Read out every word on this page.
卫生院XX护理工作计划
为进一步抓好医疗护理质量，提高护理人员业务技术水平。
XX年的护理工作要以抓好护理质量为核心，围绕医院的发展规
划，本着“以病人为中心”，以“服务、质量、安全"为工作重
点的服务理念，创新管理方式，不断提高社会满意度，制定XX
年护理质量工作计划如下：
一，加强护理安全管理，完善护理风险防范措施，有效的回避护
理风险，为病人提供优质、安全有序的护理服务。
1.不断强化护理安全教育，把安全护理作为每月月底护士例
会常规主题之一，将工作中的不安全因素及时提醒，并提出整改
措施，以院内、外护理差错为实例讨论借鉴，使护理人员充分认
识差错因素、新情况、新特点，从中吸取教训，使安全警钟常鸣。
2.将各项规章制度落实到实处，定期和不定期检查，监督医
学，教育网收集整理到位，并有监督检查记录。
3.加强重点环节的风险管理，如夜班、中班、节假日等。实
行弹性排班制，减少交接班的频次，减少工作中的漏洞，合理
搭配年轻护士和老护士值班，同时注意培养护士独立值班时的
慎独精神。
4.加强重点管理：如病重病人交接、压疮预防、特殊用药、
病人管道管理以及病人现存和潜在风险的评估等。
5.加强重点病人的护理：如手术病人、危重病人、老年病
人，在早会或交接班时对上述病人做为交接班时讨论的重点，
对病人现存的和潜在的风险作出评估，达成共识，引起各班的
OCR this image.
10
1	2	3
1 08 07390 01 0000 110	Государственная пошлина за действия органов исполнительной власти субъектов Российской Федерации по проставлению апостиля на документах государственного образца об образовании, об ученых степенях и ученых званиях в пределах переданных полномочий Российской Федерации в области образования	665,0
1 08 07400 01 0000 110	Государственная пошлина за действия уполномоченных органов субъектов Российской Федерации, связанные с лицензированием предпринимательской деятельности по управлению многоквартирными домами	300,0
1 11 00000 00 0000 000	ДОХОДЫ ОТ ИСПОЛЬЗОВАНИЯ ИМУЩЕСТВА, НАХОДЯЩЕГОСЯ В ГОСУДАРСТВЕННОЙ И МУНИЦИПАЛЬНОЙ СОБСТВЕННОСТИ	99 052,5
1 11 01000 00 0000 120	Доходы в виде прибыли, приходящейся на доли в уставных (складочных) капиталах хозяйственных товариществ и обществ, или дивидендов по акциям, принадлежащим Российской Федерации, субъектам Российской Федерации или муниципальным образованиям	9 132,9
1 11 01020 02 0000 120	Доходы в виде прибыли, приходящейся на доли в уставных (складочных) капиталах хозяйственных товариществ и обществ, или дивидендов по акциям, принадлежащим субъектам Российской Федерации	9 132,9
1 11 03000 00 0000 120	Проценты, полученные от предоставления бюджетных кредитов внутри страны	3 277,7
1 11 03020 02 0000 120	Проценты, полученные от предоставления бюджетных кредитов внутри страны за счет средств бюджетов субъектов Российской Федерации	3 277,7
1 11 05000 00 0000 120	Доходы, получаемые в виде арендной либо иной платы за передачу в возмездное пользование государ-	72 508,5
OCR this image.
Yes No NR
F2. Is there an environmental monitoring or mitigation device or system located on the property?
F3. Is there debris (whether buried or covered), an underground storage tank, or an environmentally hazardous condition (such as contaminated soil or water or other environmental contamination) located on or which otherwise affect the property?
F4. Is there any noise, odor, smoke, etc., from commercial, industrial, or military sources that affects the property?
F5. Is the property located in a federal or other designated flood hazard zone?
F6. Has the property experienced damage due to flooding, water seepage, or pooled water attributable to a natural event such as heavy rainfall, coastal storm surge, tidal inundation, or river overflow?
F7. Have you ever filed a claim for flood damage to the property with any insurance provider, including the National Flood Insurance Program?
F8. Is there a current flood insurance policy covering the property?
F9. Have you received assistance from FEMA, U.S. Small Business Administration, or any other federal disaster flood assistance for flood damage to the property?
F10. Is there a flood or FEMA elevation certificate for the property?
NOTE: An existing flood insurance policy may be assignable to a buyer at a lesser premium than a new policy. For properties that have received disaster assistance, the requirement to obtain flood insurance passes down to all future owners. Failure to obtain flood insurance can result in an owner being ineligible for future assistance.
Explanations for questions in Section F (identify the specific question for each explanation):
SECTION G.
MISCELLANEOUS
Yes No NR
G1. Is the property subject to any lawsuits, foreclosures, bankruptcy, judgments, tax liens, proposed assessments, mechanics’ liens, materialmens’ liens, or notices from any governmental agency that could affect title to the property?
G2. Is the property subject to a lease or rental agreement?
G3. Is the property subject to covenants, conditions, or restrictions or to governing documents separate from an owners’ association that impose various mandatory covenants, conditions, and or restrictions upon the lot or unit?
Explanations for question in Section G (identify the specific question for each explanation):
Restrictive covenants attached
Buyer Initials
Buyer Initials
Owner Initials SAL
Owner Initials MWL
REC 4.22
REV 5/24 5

※

Request: Copy each record from above without leaving any out.

Result:
Read out every word on this page.
卫生院XX护理工作计划
为进一步抓好医疗护理质量，提高护理人员业务技术水平。
XX年的护理工作要以抓好护理质量为核心，围绕医院的发展规
划，本着“以病人为中心”，以“服务、质量、安全"为工作重
点的服务理念，创新管理方式，不断提高社会满意度，制定XX
年护理质量工作计划如下：
一，加强护理安全管理，完善护理风险防范措施，有效的回避护
理风险，为病人提供优质、安全有序的护理服务。
1.不断强化护理安全教育，把安全护理作为每月月底护士例
会常规主题之一，将工作中的不安全因素及时提醒，并提出整改
措施，以院内、外护理差错为实例讨论借鉴，使护理人员充分认
识差错因素、新情况、新特点，从中吸取教训，使安全警钟常鸣。
2.将各项规章制度落实到实处，定期和不定期检查，监督医
学，教育网收集整理到位，并有监督检查记录。
3.加强重点环节的风险管理，如夜班、中班、节假日等。实
行弹性排班制，减少交接班的频次，减少工作中的漏洞，合理
搭配年轻护士和老护士值班，同时注意培养护士独立值班时的
慎独精神。
4.加强重点管理：如病重病人交接、压疮预防、特殊用药、
病人管道管理以及病人现存和潜在风险的评估等。
5.加强重点病人的护理：如手术病人、危重病人、老年病
人，在早会或交接班时对上述病人做为交接班时讨论的重点，
对病人现存的和潜在的风险作出评估，达成共识，引起各班的
OCR this image.
10
1	2	3
1 08 07390 01 0000 110	Государственная пошлина за действия органов исполнительной власти субъектов Российской Федерации по проставлению апостиля на документах государственного образца об образовании, об ученых степенях и ученых званиях в пределах переданных полномочий Российской Федерации в области образования	665,0
1 08 07400 01 0000 110	Государственная пошлина за действия уполномоченных органов субъектов Российской Федерации, связанные с лицензированием предпринимательской деятельности по управлению многоквартирными домами	300,0
1 11 00000 00 0000 000	ДОХОДЫ ОТ ИСПОЛЬЗОВАНИЯ ИМУЩЕСТВА, НАХОДЯЩЕГОСЯ В ГОСУДАРСТВЕННОЙ И МУНИЦИПАЛЬНОЙ СОБСТВЕННОСТИ	99 052,5
1 11 01000 00 0000 120	Доходы в виде прибыли, приходящейся на доли в уставных (складочных) капиталах хозяйственных товариществ и обществ, или дивидендов по акциям, принадлежащим Российской Федерации, субъектам Российской Федерации или муниципальным образованиям	9 132,9
1 11 01020 02 0000 120	Доходы в виде прибыли, приходящейся на доли в уставных (складочных) капиталах хозяйственных товариществ и обществ, или дивидендов по акциям, принадлежащим субъектам Российской Федерации	9 132,9
1 11 03000 00 0000 120	Проценты, полученные от предоставления бюджетных кредитов внутри страны	3 277,7
1 11 03020 02 0000 120	Проценты, полученные от предоставления бюджетных кредитов внутри страны за счет средств бюджетов субъектов Российской Федерации	3 277,7
1 11 05000 00 0000 120	Доходы, получаемые в виде арендной либо иной платы за передачу в возмездное пользование государ-	72 508,5
OCR this image.
Yes No NR
F2. Is there an environmental monitoring or mitigation device or system located on the property?
F3. Is there debris (whether buried or covered), an underground storage tank, or an environmentally hazardous condition (such as contaminated soil or water or other environmental contamination) located on or which otherwise affect the property?
F4. Is there any noise, odor, smoke, etc., from commercial, industrial, or military sources that affects the property?
F5. Is the property located in a federal or other designated flood hazard zone?
F6. Has the property experienced damage due to flooding, water seepage, or pooled water attributable to a natural event such as heavy rainfall, coastal storm surge, tidal inundation, or river overflow?
F7. Have you ever filed a claim for flood damage to the property with any insurance provider, including the National Flood Insurance Program?
F8. Is there a current flood insurance policy covering the property?
F9. Have you received assistance from FEMA, U.S. Small Business Administration, or any other federal disaster flood assistance for flood damage to the property?
F10. Is there a flood or FEMA elevation certificate for the property?
NOTE: An existing flood insurance policy may be assignable to a buyer at a lesser premium than a new policy. For properties that have received disaster assistance, the requirement to obtain flood insurance passes down to all future owners. Failure to obtain flood insurance can result in an owner being ineligible for future assistance.
Explanations for questions in Section F (identify the specific question for each explanation):
SECTION G.
MISCELLANEOUS
Yes No NR
G1. Is the property subject to any lawsuits, foreclosures, bankruptcy, judgments, tax liens, proposed assessments, mechanics’ liens, materialmens’ liens, or notices from any governmental agency that could affect title to the property?
G2. Is the property subject to a lease or rental agreement?
G3. Is the property subject to covenants, conditions, or restrictions or to governing documents separate from an owners’ association that impose various mandatory covenants, conditions, and or restrictions upon the lot or unit?
Explanations for question in Section G (identify the specific question for each explanation):
Restrictive covenants attached
Buyer Initials
Buyer Initials
Owner Initials SAL
Owner Initials MWL
REC 4.22
REV 5/24 5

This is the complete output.